▶ [SHORT TASK]:
Gather every line in the records below that contains the word "JSON".

===

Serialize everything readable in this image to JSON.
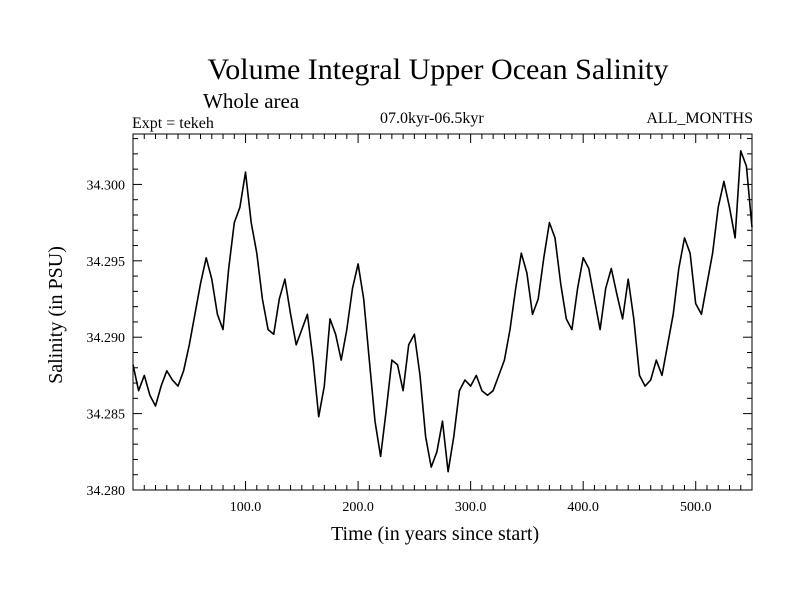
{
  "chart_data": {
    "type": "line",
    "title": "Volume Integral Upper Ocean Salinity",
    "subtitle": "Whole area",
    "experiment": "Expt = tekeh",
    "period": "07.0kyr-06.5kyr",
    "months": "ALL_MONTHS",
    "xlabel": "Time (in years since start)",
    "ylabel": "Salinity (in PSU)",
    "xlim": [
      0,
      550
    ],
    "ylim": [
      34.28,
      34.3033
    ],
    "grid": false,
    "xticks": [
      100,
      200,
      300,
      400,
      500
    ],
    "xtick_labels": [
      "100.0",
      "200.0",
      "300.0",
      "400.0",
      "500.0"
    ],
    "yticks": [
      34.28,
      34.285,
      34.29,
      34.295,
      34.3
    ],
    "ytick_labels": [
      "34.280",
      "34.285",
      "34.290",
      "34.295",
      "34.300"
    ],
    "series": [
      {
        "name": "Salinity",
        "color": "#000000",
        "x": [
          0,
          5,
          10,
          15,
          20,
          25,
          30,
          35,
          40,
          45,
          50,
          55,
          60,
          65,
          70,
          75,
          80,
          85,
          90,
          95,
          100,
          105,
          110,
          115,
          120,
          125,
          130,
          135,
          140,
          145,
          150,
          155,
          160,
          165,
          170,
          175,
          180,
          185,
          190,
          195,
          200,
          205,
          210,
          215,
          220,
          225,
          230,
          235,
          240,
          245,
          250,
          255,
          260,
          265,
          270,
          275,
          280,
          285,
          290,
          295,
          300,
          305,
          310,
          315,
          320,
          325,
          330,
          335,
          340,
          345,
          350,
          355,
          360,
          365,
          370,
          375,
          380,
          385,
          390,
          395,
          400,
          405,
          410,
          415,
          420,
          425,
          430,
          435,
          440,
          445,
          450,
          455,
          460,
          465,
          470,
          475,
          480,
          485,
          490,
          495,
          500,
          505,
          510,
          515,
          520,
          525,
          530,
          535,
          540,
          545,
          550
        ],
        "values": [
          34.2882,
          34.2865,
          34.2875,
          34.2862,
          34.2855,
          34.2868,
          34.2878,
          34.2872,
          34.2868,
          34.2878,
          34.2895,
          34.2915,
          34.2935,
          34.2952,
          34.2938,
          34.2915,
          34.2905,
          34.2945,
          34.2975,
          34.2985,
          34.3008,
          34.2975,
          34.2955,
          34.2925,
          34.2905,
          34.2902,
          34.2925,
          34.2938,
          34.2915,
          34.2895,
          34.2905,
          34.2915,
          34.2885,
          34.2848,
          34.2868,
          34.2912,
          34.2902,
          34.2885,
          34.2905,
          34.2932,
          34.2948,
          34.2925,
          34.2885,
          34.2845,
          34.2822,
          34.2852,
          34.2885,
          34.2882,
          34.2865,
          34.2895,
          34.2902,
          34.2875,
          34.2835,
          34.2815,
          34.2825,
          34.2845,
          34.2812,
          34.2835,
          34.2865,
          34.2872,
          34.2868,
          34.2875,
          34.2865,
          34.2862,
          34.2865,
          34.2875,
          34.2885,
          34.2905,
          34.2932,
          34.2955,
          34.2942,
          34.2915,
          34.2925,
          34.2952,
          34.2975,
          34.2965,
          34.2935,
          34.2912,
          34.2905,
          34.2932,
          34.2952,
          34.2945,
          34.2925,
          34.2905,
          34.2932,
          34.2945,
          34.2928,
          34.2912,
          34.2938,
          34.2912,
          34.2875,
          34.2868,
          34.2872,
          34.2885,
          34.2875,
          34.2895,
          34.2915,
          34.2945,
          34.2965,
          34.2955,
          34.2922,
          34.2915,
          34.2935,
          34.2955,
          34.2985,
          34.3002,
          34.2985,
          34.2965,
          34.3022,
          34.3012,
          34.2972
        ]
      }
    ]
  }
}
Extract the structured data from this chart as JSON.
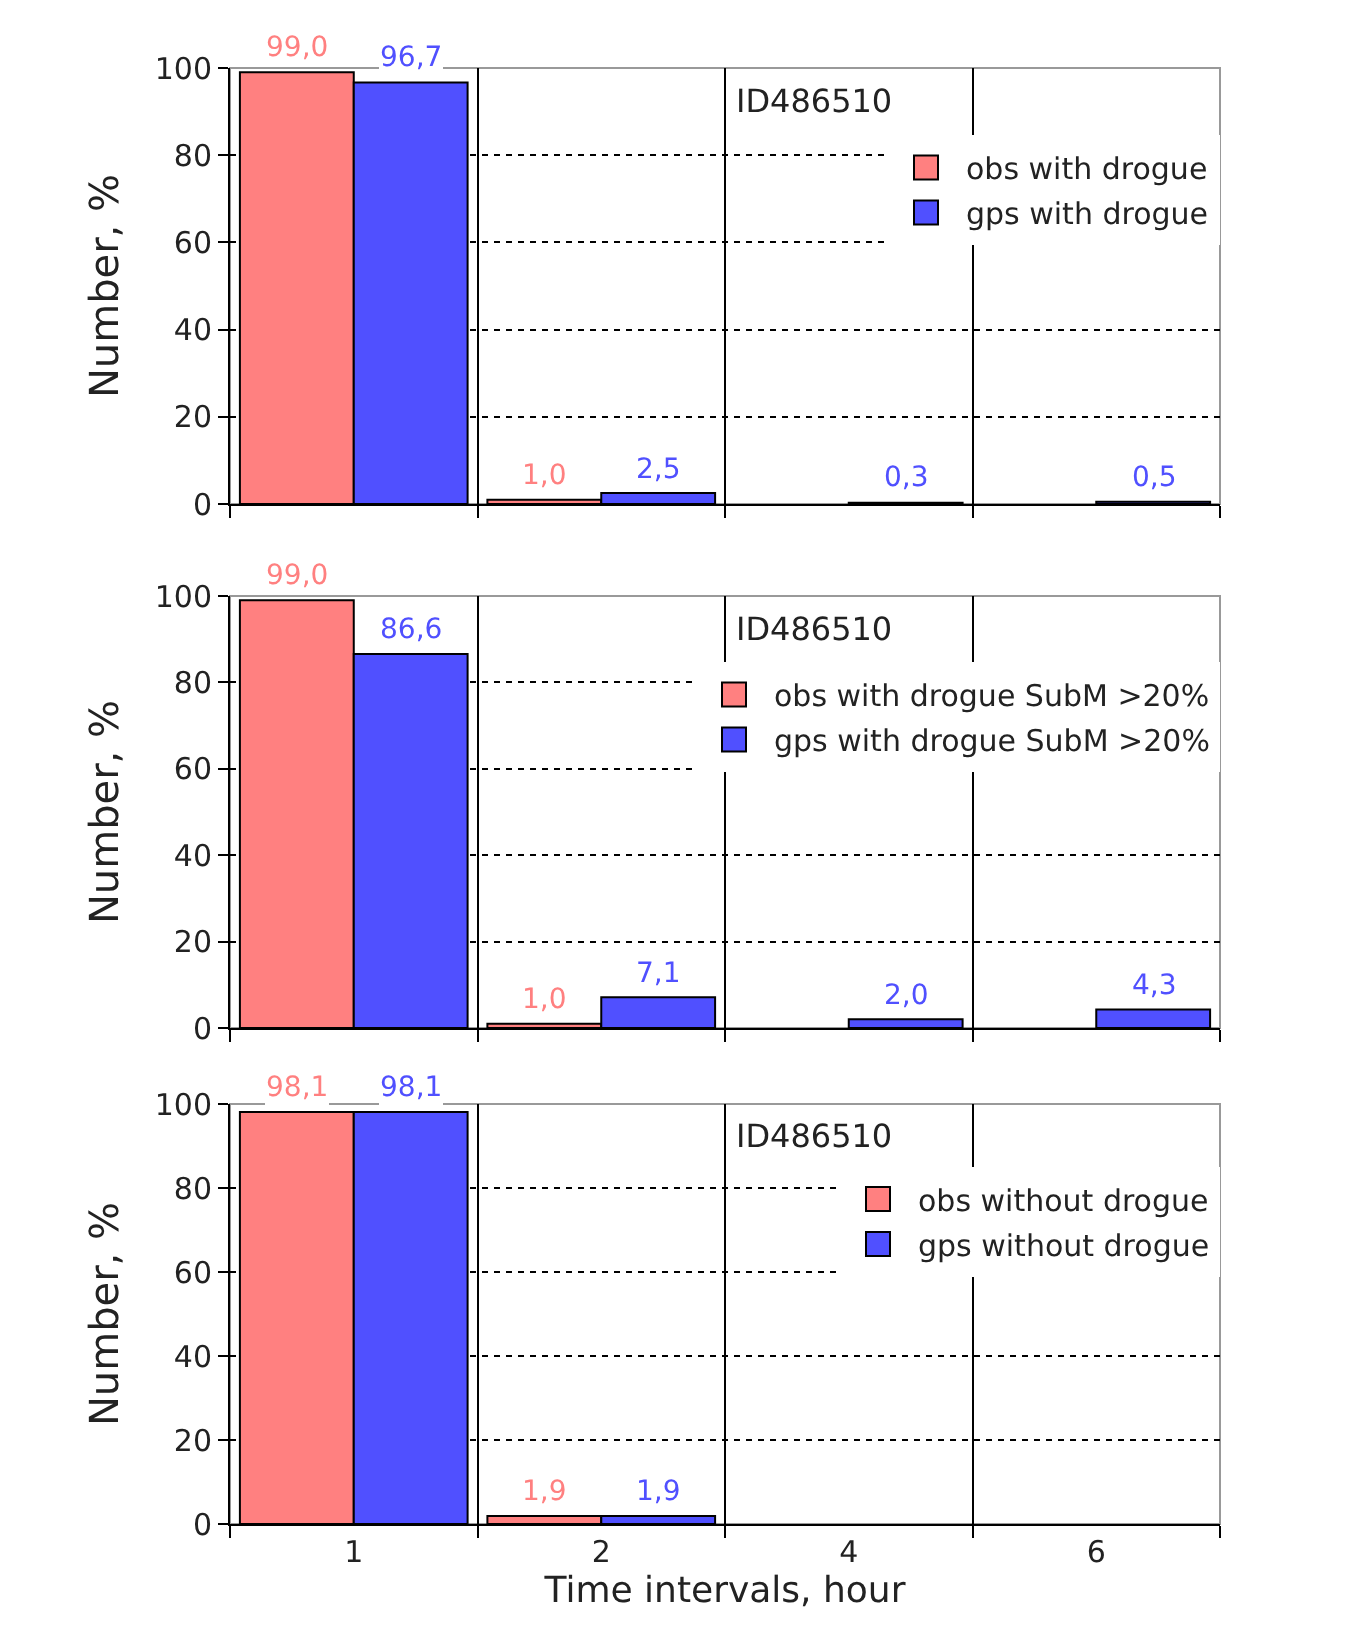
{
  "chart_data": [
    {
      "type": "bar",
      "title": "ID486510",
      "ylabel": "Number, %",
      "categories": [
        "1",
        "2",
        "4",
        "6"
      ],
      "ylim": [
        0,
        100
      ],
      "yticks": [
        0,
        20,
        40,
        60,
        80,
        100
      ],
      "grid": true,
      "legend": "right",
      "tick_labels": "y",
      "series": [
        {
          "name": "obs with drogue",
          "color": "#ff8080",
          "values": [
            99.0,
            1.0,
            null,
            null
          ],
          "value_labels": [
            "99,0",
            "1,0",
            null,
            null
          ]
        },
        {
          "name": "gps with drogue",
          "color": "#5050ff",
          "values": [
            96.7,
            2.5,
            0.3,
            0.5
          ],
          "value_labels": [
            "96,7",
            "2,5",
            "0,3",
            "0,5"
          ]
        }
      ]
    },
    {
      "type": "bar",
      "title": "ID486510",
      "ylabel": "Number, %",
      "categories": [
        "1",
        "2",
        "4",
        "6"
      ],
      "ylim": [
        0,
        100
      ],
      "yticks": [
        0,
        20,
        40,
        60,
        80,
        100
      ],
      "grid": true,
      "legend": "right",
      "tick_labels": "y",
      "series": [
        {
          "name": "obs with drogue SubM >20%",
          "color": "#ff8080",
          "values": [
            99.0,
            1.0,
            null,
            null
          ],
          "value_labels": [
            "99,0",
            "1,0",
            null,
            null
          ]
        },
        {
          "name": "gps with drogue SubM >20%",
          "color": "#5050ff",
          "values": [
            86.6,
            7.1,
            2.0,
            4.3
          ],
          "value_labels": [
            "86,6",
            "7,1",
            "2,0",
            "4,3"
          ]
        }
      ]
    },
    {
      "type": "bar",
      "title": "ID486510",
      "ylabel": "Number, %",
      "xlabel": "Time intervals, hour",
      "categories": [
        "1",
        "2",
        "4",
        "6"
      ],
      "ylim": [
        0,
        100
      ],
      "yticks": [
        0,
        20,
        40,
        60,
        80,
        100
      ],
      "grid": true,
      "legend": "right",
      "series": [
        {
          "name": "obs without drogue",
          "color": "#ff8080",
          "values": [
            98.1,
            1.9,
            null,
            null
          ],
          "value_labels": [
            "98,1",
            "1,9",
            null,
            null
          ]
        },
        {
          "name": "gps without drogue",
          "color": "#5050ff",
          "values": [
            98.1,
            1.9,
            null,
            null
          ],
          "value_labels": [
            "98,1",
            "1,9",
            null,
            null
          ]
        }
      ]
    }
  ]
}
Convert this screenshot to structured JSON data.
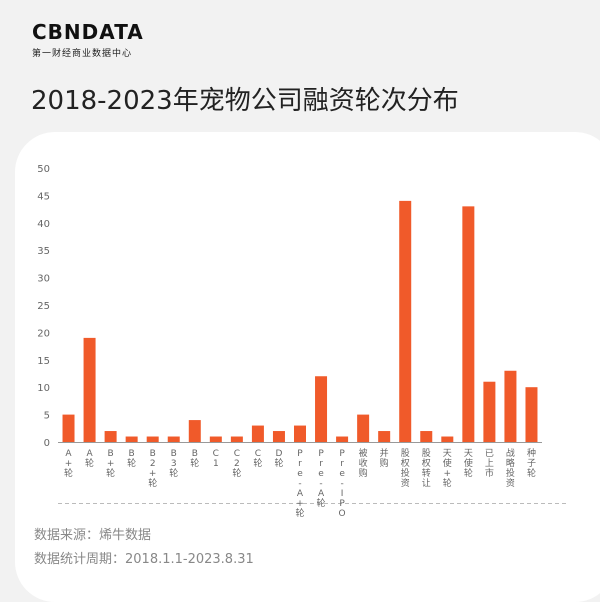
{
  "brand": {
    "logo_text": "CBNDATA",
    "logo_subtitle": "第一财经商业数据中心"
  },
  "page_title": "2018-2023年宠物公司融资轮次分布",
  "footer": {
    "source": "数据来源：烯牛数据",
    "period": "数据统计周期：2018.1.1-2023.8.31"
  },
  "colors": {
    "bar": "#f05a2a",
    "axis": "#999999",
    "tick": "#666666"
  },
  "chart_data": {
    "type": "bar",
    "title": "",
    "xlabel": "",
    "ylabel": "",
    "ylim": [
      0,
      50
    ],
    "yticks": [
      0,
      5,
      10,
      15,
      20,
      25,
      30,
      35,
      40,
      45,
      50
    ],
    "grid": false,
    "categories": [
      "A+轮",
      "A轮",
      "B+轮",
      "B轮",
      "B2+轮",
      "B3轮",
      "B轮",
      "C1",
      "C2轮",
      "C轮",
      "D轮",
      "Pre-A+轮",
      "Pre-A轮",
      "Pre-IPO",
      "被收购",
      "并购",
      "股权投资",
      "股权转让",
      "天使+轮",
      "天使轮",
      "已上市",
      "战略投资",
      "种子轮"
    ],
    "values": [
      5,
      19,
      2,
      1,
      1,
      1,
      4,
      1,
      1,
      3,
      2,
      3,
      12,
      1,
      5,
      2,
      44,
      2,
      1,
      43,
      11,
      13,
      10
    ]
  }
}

===

▶ [THE COMPLETED TASK]:
Serialize everything readable in this image to JSON.
Extract the structured data from this chart as JSON.
Convert this screenshot to structured JSON data.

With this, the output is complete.